● Problem statement
The records below are to be repeated in full, exactly as they are.

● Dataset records

◆ ◆ ◆ ◆

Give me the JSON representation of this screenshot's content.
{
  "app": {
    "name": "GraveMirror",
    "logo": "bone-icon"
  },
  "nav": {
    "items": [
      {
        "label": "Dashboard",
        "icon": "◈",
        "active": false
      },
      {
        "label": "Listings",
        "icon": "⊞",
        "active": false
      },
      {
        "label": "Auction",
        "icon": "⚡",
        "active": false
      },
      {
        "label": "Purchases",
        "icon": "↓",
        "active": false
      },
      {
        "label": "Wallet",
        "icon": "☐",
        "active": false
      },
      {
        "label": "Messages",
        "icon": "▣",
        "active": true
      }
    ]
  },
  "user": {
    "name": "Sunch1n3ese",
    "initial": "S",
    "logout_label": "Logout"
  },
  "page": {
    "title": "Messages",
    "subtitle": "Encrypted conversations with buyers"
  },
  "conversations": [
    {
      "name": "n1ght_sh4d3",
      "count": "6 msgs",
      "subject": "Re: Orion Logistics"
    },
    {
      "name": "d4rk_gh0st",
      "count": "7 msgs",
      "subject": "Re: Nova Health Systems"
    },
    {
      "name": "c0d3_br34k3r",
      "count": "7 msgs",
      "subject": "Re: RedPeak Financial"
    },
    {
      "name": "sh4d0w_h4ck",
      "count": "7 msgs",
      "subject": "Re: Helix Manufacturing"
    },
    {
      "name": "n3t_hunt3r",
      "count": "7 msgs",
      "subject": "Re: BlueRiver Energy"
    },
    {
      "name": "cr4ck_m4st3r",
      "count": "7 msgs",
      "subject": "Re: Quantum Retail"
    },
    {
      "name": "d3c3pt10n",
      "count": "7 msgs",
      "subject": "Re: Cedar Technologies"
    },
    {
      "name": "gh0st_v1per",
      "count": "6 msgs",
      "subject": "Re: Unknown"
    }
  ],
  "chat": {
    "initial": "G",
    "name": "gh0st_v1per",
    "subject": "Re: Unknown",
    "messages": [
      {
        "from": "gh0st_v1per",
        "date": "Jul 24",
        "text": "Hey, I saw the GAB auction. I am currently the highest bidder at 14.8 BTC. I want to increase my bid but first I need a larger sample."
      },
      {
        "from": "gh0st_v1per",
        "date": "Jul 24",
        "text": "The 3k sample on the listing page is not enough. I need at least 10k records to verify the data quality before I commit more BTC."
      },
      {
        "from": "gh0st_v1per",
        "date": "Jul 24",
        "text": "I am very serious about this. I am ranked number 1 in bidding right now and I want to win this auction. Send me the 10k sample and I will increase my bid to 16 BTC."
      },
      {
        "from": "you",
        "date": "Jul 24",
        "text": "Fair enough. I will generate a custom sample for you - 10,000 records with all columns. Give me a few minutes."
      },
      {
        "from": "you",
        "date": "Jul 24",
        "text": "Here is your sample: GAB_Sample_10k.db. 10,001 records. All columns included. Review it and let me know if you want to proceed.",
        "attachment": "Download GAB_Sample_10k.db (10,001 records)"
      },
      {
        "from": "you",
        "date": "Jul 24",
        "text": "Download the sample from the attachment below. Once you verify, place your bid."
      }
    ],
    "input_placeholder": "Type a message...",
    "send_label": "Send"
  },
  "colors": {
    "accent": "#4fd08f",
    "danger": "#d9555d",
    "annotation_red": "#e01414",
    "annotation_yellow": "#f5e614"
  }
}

◆ ◆ ◆ ◆

● Output of the task
Give me the JSON representation of this screenshot's content.
{
  "app": {
    "name": "GraveMirror",
    "logo": "bone-icon"
  },
  "nav": {
    "items": [
      {
        "label": "Dashboard",
        "icon": "◈",
        "active": false
      },
      {
        "label": "Listings",
        "icon": "⊞",
        "active": false
      },
      {
        "label": "Auction",
        "icon": "⚡",
        "active": false
      },
      {
        "label": "Purchases",
        "icon": "↓",
        "active": false
      },
      {
        "label": "Wallet",
        "icon": "☐",
        "active": false
      },
      {
        "label": "Messages",
        "icon": "▣",
        "active": true
      }
    ]
  },
  "user": {
    "name": "Sunch1n3ese",
    "initial": "S",
    "logout_label": "Logout"
  },
  "page": {
    "title": "Messages",
    "subtitle": "Encrypted conversations with buyers"
  },
  "conversations": [
    {
      "name": "n1ght_sh4d3",
      "count": "6 msgs",
      "subject": "Re: Orion Logistics"
    },
    {
      "name": "d4rk_gh0st",
      "count": "7 msgs",
      "subject": "Re: Nova Health Systems"
    },
    {
      "name": "c0d3_br34k3r",
      "count": "7 msgs",
      "subject": "Re: RedPeak Financial"
    },
    {
      "name": "sh4d0w_h4ck",
      "count": "7 msgs",
      "subject": "Re: Helix Manufacturing"
    },
    {
      "name": "n3t_hunt3r",
      "count": "7 msgs",
      "subject": "Re: BlueRiver Energy"
    },
    {
      "name": "cr4ck_m4st3r",
      "count": "7 msgs",
      "subject": "Re: Quantum Retail"
    },
    {
      "name": "d3c3pt10n",
      "count": "7 msgs",
      "subject": "Re: Cedar Technologies"
    },
    {
      "name": "gh0st_v1per",
      "count": "6 msgs",
      "subject": "Re: Unknown"
    }
  ],
  "chat": {
    "initial": "G",
    "name": "gh0st_v1per",
    "subject": "Re: Unknown",
    "messages": [
      {
        "from": "gh0st_v1per",
        "date": "Jul 24",
        "text": "Hey, I saw the GAB auction. I am currently the highest bidder at 14.8 BTC. I want to increase my bid but first I need a larger sample."
      },
      {
        "from": "gh0st_v1per",
        "date": "Jul 24",
        "text": "The 3k sample on the listing page is not enough. I need at least 10k records to verify the data quality before I commit more BTC."
      },
      {
        "from": "gh0st_v1per",
        "date": "Jul 24",
        "text": "I am very serious about this. I am ranked number 1 in bidding right now and I want to win this auction. Send me the 10k sample and I will increase my bid to 16 BTC."
      },
      {
        "from": "you",
        "date": "Jul 24",
        "text": "Fair enough. I will generate a custom sample for you - 10,000 records with all columns. Give me a few minutes."
      },
      {
        "from": "you",
        "date": "Jul 24",
        "text": "Here is your sample: GAB_Sample_10k.db. 10,001 records. All columns included. Review it and let me know if you want to proceed.",
        "attachment": "Download GAB_Sample_10k.db (10,001 records)"
      },
      {
        "from": "you",
        "date": "Jul 24",
        "text": "Download the sample from the attachment below. Once you verify, place your bid."
      }
    ],
    "input_placeholder": "Type a message...",
    "send_label": "Send"
  },
  "colors": {
    "accent": "#4fd08f",
    "danger": "#d9555d",
    "annotation_red": "#e01414",
    "annotation_yellow": "#f5e614"
  }
}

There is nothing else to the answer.